DATA LINES:

....

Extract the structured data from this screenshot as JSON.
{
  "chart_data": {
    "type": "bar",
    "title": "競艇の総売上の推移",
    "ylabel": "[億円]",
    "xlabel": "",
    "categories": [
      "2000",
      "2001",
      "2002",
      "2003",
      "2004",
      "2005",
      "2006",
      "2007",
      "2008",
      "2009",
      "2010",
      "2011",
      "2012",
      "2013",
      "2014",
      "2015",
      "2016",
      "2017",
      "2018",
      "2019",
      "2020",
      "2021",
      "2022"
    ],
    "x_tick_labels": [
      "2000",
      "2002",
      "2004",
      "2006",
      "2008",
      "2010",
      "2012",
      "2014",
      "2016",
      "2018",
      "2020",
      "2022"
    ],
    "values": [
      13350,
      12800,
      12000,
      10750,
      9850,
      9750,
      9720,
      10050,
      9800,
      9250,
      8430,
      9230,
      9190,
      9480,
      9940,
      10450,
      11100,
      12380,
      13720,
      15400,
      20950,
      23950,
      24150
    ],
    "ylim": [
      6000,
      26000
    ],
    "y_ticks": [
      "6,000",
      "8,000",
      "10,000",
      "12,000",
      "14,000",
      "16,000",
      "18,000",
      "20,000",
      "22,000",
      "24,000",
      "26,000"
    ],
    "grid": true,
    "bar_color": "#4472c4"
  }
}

....

PROBLEM TO WORK ON: Repeat each of the entries above precisely as given.

ANSWER TO THIS EXERCISE:
Extract the structured data from this screenshot as JSON.
{
  "chart_data": {
    "type": "bar",
    "title": "競艇の総売上の推移",
    "ylabel": "[億円]",
    "xlabel": "",
    "categories": [
      "2000",
      "2001",
      "2002",
      "2003",
      "2004",
      "2005",
      "2006",
      "2007",
      "2008",
      "2009",
      "2010",
      "2011",
      "2012",
      "2013",
      "2014",
      "2015",
      "2016",
      "2017",
      "2018",
      "2019",
      "2020",
      "2021",
      "2022"
    ],
    "x_tick_labels": [
      "2000",
      "2002",
      "2004",
      "2006",
      "2008",
      "2010",
      "2012",
      "2014",
      "2016",
      "2018",
      "2020",
      "2022"
    ],
    "values": [
      13350,
      12800,
      12000,
      10750,
      9850,
      9750,
      9720,
      10050,
      9800,
      9250,
      8430,
      9230,
      9190,
      9480,
      9940,
      10450,
      11100,
      12380,
      13720,
      15400,
      20950,
      23950,
      24150
    ],
    "ylim": [
      6000,
      26000
    ],
    "y_ticks": [
      "6,000",
      "8,000",
      "10,000",
      "12,000",
      "14,000",
      "16,000",
      "18,000",
      "20,000",
      "22,000",
      "24,000",
      "26,000"
    ],
    "grid": true,
    "bar_color": "#4472c4"
  }
}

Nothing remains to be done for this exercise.